> Task to complete
Substitute "x-axis-tick" for each "x-tick-label" in the stretch from the line containing "What elements are" through the line containing "plot-area xyxy=(150,67,1292,655)". Reproduce only those lines, leaving everything else as it stands.

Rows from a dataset
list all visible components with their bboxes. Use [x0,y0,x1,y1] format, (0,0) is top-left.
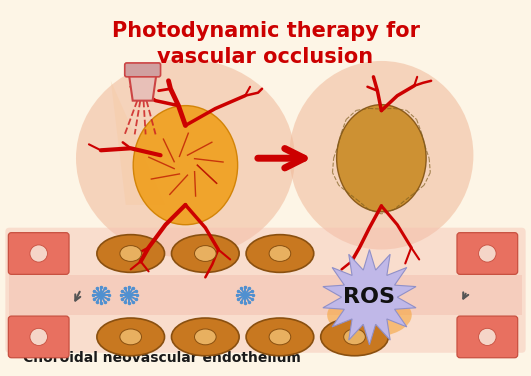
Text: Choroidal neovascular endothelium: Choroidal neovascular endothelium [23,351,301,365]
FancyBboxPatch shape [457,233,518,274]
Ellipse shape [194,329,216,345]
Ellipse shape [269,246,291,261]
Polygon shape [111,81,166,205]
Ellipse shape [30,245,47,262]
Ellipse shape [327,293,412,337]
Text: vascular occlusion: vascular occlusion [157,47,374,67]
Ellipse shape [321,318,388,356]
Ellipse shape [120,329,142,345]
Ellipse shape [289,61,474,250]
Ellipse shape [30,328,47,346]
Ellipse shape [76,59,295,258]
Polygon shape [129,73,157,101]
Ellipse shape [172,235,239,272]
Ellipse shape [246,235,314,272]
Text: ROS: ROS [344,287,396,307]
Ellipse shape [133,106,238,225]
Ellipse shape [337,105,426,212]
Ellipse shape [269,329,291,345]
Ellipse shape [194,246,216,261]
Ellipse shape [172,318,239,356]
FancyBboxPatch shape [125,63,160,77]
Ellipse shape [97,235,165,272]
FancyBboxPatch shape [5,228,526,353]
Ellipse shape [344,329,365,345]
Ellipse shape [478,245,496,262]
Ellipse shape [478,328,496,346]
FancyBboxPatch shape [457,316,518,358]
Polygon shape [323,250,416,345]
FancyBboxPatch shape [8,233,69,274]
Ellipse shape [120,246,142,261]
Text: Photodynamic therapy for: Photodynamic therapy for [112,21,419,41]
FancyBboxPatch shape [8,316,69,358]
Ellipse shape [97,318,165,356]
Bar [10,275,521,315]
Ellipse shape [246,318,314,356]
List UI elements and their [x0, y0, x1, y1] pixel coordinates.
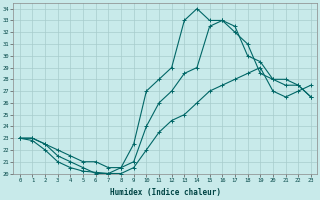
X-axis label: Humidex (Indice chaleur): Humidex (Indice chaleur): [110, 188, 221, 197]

* * *

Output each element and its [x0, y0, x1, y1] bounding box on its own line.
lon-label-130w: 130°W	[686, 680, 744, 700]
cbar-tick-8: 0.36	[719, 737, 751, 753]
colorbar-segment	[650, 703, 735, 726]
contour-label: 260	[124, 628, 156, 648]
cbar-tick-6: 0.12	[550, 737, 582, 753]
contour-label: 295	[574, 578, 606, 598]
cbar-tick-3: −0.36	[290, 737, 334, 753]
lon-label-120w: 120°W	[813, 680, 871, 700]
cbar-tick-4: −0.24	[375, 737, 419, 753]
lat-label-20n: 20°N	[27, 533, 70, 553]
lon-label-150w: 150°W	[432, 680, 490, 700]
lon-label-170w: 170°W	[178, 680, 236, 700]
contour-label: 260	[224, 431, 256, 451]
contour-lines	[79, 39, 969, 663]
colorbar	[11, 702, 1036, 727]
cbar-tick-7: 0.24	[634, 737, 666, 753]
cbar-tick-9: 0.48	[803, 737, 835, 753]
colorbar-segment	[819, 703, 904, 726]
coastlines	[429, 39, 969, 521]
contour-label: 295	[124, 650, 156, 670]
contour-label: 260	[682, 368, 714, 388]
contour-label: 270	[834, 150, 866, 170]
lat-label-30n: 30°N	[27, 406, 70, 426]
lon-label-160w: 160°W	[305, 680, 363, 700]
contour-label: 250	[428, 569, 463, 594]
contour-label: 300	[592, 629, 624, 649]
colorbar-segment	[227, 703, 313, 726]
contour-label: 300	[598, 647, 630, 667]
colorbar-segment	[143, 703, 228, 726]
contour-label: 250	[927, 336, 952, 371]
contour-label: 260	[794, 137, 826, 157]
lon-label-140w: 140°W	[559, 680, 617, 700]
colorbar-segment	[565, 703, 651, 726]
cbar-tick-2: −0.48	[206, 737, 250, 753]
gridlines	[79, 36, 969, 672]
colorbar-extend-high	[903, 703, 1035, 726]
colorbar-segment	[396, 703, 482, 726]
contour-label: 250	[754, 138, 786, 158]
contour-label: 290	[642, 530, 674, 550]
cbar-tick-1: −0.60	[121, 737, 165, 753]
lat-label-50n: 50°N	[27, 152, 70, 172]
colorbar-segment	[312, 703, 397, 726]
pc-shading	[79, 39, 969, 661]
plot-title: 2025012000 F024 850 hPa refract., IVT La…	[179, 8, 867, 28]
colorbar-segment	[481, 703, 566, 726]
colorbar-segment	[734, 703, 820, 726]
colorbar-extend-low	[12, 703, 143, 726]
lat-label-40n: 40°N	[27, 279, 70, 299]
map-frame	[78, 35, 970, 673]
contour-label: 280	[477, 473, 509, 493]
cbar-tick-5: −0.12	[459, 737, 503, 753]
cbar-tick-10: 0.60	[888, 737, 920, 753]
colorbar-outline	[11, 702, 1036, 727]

--

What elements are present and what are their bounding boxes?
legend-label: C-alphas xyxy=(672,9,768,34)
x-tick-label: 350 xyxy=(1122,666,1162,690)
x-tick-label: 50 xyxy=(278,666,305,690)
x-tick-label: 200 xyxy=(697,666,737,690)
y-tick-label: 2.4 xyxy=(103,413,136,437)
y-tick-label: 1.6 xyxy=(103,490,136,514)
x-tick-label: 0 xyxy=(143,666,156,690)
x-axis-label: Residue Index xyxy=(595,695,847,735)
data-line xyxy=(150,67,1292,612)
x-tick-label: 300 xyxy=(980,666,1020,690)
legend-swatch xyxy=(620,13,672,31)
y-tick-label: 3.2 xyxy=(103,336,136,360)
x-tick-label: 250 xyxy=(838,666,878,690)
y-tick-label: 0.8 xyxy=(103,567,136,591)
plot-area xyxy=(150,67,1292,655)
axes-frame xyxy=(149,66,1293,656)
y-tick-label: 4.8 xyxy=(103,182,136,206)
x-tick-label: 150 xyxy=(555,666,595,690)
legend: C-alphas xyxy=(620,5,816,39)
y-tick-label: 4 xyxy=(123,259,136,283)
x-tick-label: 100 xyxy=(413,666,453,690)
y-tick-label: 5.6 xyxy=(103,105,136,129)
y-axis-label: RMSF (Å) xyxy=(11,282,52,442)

> Finished answer
What elements are present and what are their bounding boxes?
legend-label: C-alphas xyxy=(672,9,768,34)
x-axis-tick: 350 xyxy=(1122,666,1162,690)
x-axis-tick: 50 xyxy=(278,666,305,690)
x-axis-tick: 200 xyxy=(697,666,737,690)
y-tick-label: 2.4 xyxy=(103,413,136,437)
y-tick-label: 1.6 xyxy=(103,490,136,514)
x-axis-tick: 0 xyxy=(143,666,156,690)
x-axis-label: Residue Index xyxy=(595,695,847,735)
data-line xyxy=(150,67,1292,612)
x-axis-tick: 300 xyxy=(980,666,1020,690)
legend-swatch xyxy=(620,13,672,31)
y-tick-label: 3.2 xyxy=(103,336,136,360)
x-axis-tick: 250 xyxy=(838,666,878,690)
y-tick-label: 0.8 xyxy=(103,567,136,591)
plot-area xyxy=(150,67,1292,655)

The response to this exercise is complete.